_Passage_:
No- no terralit, only substrate Gold laterite- but I haven't heard of it
buffering water up.
>
> 30 ppm is not much. Discus are bred commercially at 50 ppm. Are you
> perhaps talking about 30 degrees hardness?
Sorry- I forgot to add a zero: Utah tap water comes out at 300ppm+
I just dilute it with RO water to about 60-70ppm
>
> From: "Dave Gomberg" <gomberg at wcf_com>
> Date: Thu, 16 May 96 08:51:16 -0800
> Subject: Re: Aquatic Plants Digest V2 #75
>
> Matt, what makes you think it's not still the gravel? What tests
> did you perform on the new gravel? Best test is gravel+water to
> just cover+muriatic acid (be VERY CAREFUL, muriatic acid dissolves
> concrete!). Bubbling indicates shells, no bubbling at all is OK.

_Information given_:
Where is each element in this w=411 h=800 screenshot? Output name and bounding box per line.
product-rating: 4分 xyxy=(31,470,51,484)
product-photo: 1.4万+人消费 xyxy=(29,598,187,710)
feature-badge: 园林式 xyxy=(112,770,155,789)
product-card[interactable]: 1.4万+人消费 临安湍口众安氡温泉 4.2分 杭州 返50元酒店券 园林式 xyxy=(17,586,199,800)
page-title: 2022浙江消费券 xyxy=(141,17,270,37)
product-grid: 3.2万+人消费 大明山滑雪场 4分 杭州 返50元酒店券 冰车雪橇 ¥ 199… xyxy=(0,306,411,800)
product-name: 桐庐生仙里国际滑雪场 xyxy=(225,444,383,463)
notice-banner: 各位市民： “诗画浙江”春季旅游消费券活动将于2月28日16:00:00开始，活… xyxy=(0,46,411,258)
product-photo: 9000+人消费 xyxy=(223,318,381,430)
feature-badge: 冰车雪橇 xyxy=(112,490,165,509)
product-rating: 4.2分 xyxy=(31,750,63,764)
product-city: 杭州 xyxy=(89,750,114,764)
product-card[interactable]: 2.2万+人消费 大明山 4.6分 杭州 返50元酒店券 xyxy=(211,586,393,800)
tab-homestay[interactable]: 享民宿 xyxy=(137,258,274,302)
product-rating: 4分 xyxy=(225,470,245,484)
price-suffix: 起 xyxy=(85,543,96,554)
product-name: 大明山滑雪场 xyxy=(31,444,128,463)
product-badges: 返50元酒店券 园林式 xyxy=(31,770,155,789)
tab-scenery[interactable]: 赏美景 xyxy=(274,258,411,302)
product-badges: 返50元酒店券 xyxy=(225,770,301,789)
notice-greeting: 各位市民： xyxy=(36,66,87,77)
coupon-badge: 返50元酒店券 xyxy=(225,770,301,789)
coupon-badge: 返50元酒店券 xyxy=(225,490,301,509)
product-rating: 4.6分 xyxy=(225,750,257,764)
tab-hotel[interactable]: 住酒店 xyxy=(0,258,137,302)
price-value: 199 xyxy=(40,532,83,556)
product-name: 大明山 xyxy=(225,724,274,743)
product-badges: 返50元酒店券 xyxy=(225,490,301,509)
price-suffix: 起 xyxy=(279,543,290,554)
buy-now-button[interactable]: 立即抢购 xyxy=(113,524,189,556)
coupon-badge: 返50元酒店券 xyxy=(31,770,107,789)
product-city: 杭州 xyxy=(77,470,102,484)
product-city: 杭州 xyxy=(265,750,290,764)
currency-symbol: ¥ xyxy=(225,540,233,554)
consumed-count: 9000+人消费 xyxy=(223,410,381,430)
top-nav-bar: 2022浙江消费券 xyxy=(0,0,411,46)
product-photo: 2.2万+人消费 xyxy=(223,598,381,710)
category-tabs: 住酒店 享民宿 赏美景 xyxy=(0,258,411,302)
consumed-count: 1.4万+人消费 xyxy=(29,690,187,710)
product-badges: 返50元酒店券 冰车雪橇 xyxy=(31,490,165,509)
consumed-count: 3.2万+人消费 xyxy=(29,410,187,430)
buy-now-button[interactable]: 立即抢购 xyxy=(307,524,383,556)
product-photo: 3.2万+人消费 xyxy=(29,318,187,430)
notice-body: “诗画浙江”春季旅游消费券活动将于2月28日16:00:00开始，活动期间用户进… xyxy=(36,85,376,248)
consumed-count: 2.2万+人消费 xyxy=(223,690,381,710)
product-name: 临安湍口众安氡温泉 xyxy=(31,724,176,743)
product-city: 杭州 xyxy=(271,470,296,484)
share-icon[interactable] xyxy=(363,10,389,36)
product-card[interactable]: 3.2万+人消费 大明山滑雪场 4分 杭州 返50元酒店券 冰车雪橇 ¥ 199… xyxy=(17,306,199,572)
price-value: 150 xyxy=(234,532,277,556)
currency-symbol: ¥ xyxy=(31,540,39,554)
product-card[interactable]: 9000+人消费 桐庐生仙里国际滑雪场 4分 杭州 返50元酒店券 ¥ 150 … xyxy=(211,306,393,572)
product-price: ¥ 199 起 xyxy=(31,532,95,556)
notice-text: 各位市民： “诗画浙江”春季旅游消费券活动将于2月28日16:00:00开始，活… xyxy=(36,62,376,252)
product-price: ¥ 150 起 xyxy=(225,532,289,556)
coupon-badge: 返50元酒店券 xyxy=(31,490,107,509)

_Written exercise 1_: In the aquarium water discussion, at what hardness are discus bred commercially?
_Written exercise 2_: Restate word for word the part of the aquarium water discussion starting at "Sorry- I forgot" and ending at "at all is OK.".

_Complete output 1_: 50 ppm

_Complete output 2_:
Sorry- I forgot to add a zero: Utah tap water comes out at 300ppm+
I just dilute it with RO water to about 60-70ppm
>
> From: "Dave Gomberg" <gomberg at wcf_com>
> Date: Thu, 16 May 96 08:51:16 -0800
> Subject: Re: Aquatic Plants Digest V2 #75
>
> Matt, what makes you think it's not still the gravel? What tests
> did you perform on the new gravel? Best test is gravel+water to
> just cover+muriatic acid (be VERY CAREFUL, muriatic acid dissolves
> concrete!). Bubbling indicates shells, no bubbling at all is OK.